**Problem to solve**
Please extract every line of the records below word for word, leaving the pictures out of your answer.

(Layout region records)
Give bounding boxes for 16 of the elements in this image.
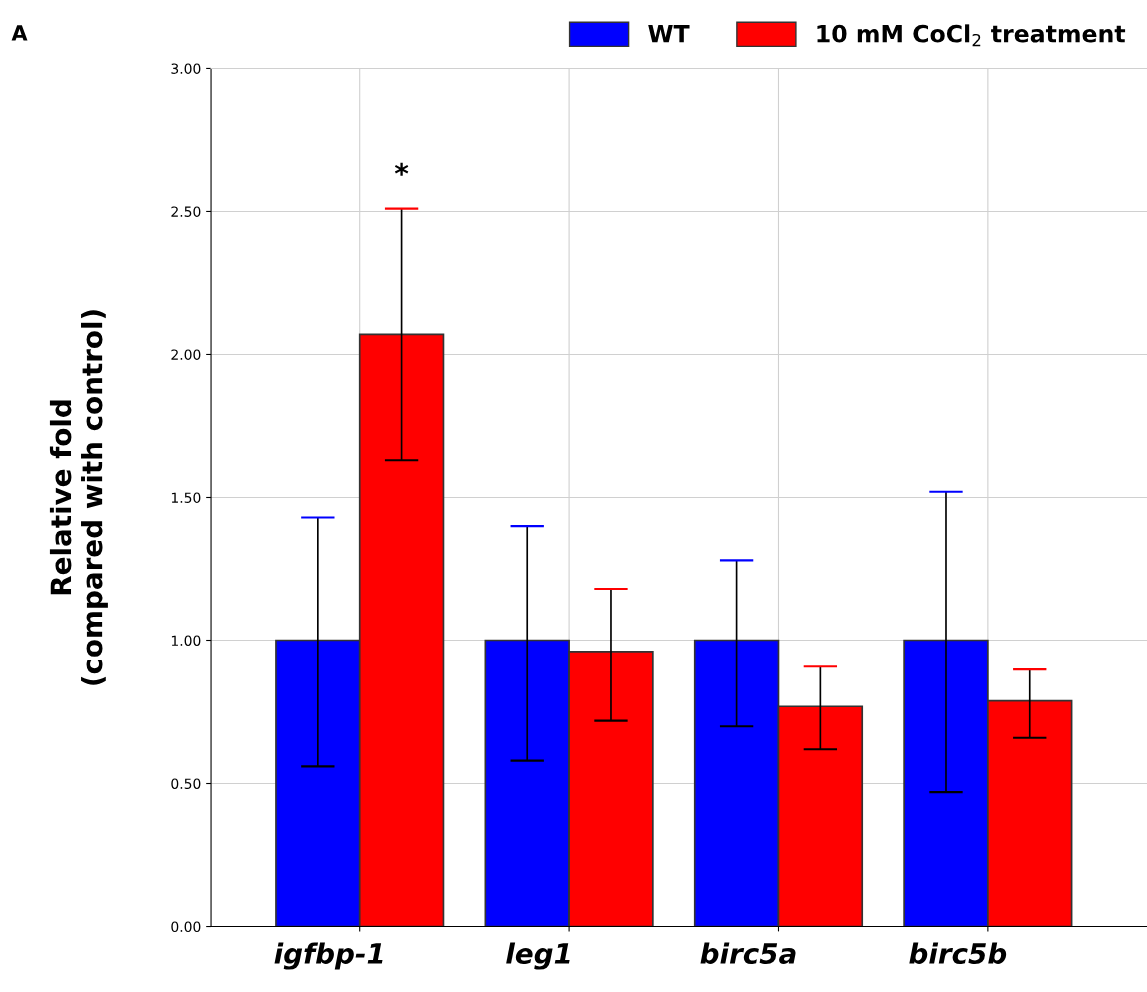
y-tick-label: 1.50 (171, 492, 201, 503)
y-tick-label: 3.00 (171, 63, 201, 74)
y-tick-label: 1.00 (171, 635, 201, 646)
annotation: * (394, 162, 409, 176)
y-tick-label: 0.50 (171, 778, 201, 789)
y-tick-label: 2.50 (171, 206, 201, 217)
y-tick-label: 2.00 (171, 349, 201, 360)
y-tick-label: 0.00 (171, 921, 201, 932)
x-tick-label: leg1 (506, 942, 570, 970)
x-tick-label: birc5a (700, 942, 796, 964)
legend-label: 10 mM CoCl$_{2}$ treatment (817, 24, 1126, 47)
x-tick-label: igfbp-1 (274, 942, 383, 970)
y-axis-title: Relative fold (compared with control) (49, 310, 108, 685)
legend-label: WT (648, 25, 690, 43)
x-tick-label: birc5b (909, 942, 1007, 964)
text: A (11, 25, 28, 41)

**Complete answer**
Give bounding boxes for 16 of the elements in this image.
y-tick-label: 1.50 (171, 492, 201, 503)
y-tick-label: 3.00 (171, 63, 201, 74)
y-tick-label: 1.00 (171, 635, 201, 646)
annotation: * (394, 162, 409, 176)
y-tick-label: 0.50 (171, 778, 201, 789)
y-tick-label: 2.50 (171, 206, 201, 217)
y-tick-label: 2.00 (171, 349, 201, 360)
y-tick-label: 0.00 (171, 921, 201, 932)
x-tick-label: leg1 (506, 942, 570, 970)
x-tick-label: birc5a (700, 942, 796, 964)
legend-label: 10 mM CoCl$_{2}$ treatment (817, 24, 1126, 47)
x-tick-label: igfbp-1 (274, 942, 383, 970)
y-axis-title: Relative fold (compared with control) (49, 310, 108, 685)
legend-label: WT (648, 25, 690, 43)
x-tick-label: birc5b (909, 942, 1007, 964)
text: A (11, 25, 28, 41)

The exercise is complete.